:: Data section ::

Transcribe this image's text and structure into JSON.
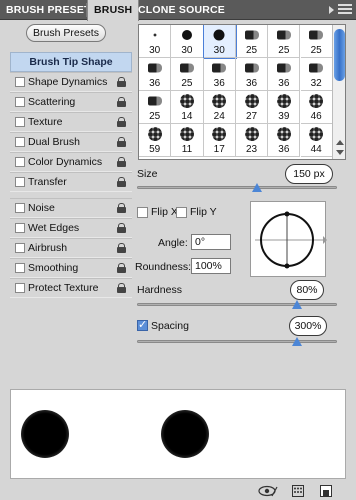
{
  "tabs": [
    {
      "label": "BRUSH PRESETS",
      "active": false
    },
    {
      "label": "BRUSH",
      "active": true
    },
    {
      "label": "CLONE SOURCE",
      "active": false
    }
  ],
  "presets_button": "Brush Presets",
  "sidebar": {
    "header": "Brush Tip Shape",
    "items": [
      {
        "label": "Shape Dynamics",
        "checked": false
      },
      {
        "label": "Scattering",
        "checked": false
      },
      {
        "label": "Texture",
        "checked": false
      },
      {
        "label": "Dual Brush",
        "checked": false
      },
      {
        "label": "Color Dynamics",
        "checked": false
      },
      {
        "label": "Transfer",
        "checked": false
      },
      {
        "label": "Noise",
        "checked": false
      },
      {
        "label": "Wet Edges",
        "checked": false
      },
      {
        "label": "Airbrush",
        "checked": false
      },
      {
        "label": "Smoothing",
        "checked": false
      },
      {
        "label": "Protect Texture",
        "checked": false
      }
    ]
  },
  "brush_grid": {
    "sizes": [
      "30",
      "30",
      "30",
      "25",
      "25",
      "25",
      "36",
      "25",
      "36",
      "36",
      "36",
      "32",
      "25",
      "14",
      "24",
      "27",
      "39",
      "46",
      "59",
      "11",
      "17",
      "23",
      "36",
      "44"
    ],
    "selected_index": 2
  },
  "size": {
    "label": "Size",
    "value": "150 px",
    "slider_fraction": 0.6
  },
  "flip_x": {
    "label": "Flip X",
    "checked": false
  },
  "flip_y": {
    "label": "Flip Y",
    "checked": false
  },
  "angle": {
    "label": "Angle:",
    "value": "0°"
  },
  "roundness": {
    "label": "Roundness:",
    "value": "100%"
  },
  "hardness": {
    "label": "Hardness",
    "value": "80%",
    "slider_fraction": 0.8
  },
  "spacing": {
    "label": "Spacing",
    "value": "300%",
    "checked": true,
    "slider_fraction": 0.8
  },
  "colors": {
    "accent": "#4c86d6",
    "header_bg": "#c2d7f0",
    "tabbar": "#5a5a5a"
  }
}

:::

**Your instructions:**
Check the data for the word "Dynamics" and pull out the lines that have it.

**Result for this task:**
        "label": "Shape Dynamics",
        "label": "Color Dynamics",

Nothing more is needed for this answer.